# start of Provided records
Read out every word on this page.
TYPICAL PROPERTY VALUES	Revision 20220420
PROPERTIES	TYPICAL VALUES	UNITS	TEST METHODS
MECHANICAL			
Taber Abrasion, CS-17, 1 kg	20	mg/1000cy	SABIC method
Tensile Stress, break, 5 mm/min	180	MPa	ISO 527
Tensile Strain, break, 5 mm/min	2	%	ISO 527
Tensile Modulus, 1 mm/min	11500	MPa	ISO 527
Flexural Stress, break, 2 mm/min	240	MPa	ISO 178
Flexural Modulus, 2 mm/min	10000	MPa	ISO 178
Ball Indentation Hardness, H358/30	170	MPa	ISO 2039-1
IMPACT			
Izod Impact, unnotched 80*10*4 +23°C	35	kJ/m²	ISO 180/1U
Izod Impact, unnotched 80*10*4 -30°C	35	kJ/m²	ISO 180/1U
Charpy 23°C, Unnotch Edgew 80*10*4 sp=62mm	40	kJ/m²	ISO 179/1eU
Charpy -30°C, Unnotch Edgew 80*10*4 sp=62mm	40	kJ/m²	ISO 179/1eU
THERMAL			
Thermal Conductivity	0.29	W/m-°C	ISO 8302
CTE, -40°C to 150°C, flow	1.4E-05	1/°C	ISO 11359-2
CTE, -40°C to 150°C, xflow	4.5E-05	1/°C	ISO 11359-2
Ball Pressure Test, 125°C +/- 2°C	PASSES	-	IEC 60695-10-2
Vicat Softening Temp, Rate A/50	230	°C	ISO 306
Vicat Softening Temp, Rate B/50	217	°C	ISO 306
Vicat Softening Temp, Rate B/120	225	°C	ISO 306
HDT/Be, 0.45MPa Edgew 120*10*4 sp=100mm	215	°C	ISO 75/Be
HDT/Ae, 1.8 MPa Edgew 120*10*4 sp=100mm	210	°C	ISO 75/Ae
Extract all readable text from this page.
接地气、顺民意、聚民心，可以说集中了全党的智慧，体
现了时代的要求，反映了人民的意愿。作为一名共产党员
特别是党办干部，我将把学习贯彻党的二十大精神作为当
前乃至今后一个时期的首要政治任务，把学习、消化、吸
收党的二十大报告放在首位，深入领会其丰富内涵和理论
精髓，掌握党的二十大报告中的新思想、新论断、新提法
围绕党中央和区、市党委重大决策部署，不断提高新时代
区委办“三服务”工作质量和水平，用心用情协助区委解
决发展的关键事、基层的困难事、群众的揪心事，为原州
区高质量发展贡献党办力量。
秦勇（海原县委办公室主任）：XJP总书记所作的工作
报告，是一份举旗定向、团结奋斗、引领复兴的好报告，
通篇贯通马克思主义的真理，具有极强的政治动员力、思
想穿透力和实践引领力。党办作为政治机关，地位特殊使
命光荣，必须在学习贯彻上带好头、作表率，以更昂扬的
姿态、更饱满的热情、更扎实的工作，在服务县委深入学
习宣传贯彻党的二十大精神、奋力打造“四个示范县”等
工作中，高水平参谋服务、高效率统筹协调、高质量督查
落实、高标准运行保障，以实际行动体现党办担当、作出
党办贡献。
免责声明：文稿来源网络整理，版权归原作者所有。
# end of Provided records
What you are asked to do:
Look through the listing above. Pick out each line with "page" and copy it.

Task result:
Read out every word on this page.
Extract all readable text from this page.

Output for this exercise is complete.